[start]

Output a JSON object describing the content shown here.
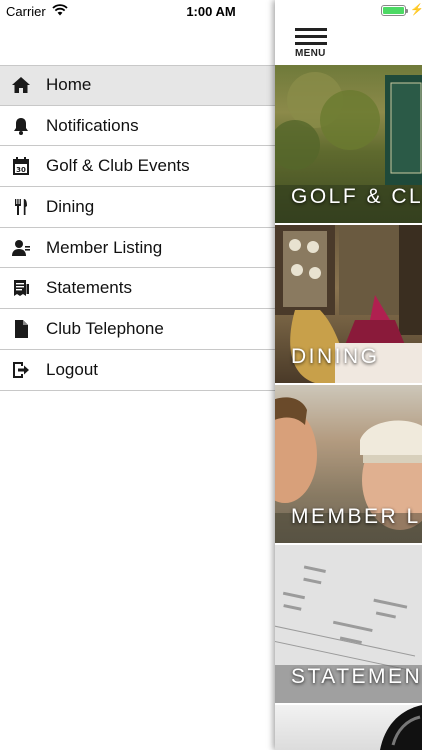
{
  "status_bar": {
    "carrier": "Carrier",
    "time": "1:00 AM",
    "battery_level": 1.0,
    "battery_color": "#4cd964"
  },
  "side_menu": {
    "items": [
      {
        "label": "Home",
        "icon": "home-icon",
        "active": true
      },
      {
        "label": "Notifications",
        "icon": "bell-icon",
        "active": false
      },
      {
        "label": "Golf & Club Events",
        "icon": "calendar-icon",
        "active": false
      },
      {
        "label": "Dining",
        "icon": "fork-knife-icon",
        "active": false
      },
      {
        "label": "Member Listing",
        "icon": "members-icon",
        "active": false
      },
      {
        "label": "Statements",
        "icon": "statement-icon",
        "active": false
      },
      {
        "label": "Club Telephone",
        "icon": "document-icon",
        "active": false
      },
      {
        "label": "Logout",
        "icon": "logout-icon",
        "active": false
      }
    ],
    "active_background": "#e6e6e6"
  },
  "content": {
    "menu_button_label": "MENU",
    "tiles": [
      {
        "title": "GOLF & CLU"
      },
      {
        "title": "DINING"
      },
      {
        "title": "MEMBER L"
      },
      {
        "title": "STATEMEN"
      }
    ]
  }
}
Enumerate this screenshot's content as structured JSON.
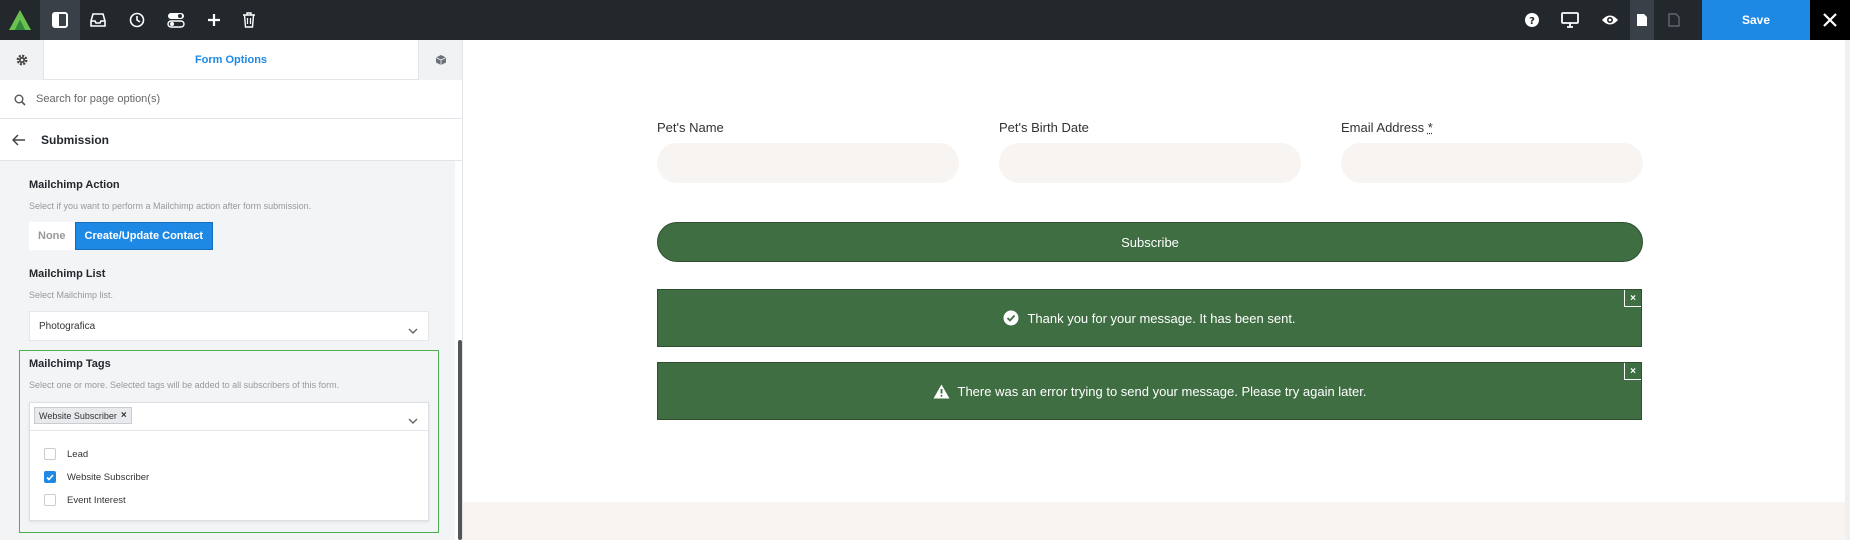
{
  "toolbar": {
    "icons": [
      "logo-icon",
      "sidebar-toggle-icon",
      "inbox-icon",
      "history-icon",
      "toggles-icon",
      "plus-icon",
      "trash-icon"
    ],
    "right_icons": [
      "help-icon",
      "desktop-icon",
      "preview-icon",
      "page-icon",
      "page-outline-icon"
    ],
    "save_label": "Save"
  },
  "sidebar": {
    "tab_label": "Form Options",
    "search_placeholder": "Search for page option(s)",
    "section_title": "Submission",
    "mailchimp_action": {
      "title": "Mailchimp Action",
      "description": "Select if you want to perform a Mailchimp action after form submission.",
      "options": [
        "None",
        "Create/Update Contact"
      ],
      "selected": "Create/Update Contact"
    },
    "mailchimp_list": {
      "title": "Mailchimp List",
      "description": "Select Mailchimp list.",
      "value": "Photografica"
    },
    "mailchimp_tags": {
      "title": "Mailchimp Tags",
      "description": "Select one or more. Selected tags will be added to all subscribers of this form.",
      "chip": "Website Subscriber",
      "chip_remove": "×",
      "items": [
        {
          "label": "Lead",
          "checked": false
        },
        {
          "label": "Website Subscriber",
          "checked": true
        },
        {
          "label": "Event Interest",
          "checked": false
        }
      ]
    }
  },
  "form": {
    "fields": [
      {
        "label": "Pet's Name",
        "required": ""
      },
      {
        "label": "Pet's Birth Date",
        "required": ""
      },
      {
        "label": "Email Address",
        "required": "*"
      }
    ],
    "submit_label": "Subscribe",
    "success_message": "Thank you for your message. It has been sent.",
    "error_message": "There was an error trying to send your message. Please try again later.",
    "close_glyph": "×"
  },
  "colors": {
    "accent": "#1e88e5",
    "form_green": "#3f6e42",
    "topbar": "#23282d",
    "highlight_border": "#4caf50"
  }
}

[end]

_Work to be completed_
Omit the pictures. Transcribe every record exactly.

_Task solution_
Output a JSON object describing the content shown here.
{
  "status_bar": {
    "carrier": "Carrier",
    "time": "1:00 AM",
    "battery_level": 1.0,
    "battery_color": "#4cd964"
  },
  "side_menu": {
    "items": [
      {
        "label": "Home",
        "icon": "home-icon",
        "active": true
      },
      {
        "label": "Notifications",
        "icon": "bell-icon",
        "active": false
      },
      {
        "label": "Golf & Club Events",
        "icon": "calendar-icon",
        "active": false
      },
      {
        "label": "Dining",
        "icon": "fork-knife-icon",
        "active": false
      },
      {
        "label": "Member Listing",
        "icon": "members-icon",
        "active": false
      },
      {
        "label": "Statements",
        "icon": "statement-icon",
        "active": false
      },
      {
        "label": "Club Telephone",
        "icon": "document-icon",
        "active": false
      },
      {
        "label": "Logout",
        "icon": "logout-icon",
        "active": false
      }
    ],
    "active_background": "#e6e6e6"
  },
  "content": {
    "menu_button_label": "MENU",
    "tiles": [
      {
        "title": "GOLF & CLU"
      },
      {
        "title": "DINING"
      },
      {
        "title": "MEMBER L"
      },
      {
        "title": "STATEMEN"
      }
    ]
  }
}
Enumerate this screenshot's content as structured JSON.
{
  "toolbar": {
    "icons": [
      "logo-icon",
      "sidebar-toggle-icon",
      "inbox-icon",
      "history-icon",
      "toggles-icon",
      "plus-icon",
      "trash-icon"
    ],
    "right_icons": [
      "help-icon",
      "desktop-icon",
      "preview-icon",
      "page-icon",
      "page-outline-icon"
    ],
    "save_label": "Save"
  },
  "sidebar": {
    "tab_label": "Form Options",
    "search_placeholder": "Search for page option(s)",
    "section_title": "Submission",
    "mailchimp_action": {
      "title": "Mailchimp Action",
      "description": "Select if you want to perform a Mailchimp action after form submission.",
      "options": [
        "None",
        "Create/Update Contact"
      ],
      "selected": "Create/Update Contact"
    },
    "mailchimp_list": {
      "title": "Mailchimp List",
      "description": "Select Mailchimp list.",
      "value": "Photografica"
    },
    "mailchimp_tags": {
      "title": "Mailchimp Tags",
      "description": "Select one or more. Selected tags will be added to all subscribers of this form.",
      "chip": "Website Subscriber",
      "chip_remove": "×",
      "items": [
        {
          "label": "Lead",
          "checked": false
        },
        {
          "label": "Website Subscriber",
          "checked": true
        },
        {
          "label": "Event Interest",
          "checked": false
        }
      ]
    }
  },
  "form": {
    "fields": [
      {
        "label": "Pet's Name",
        "required": ""
      },
      {
        "label": "Pet's Birth Date",
        "required": ""
      },
      {
        "label": "Email Address",
        "required": "*"
      }
    ],
    "submit_label": "Subscribe",
    "success_message": "Thank you for your message. It has been sent.",
    "error_message": "There was an error trying to send your message. Please try again later.",
    "close_glyph": "×"
  },
  "colors": {
    "accent": "#1e88e5",
    "form_green": "#3f6e42",
    "topbar": "#23282d",
    "highlight_border": "#4caf50"
  }
}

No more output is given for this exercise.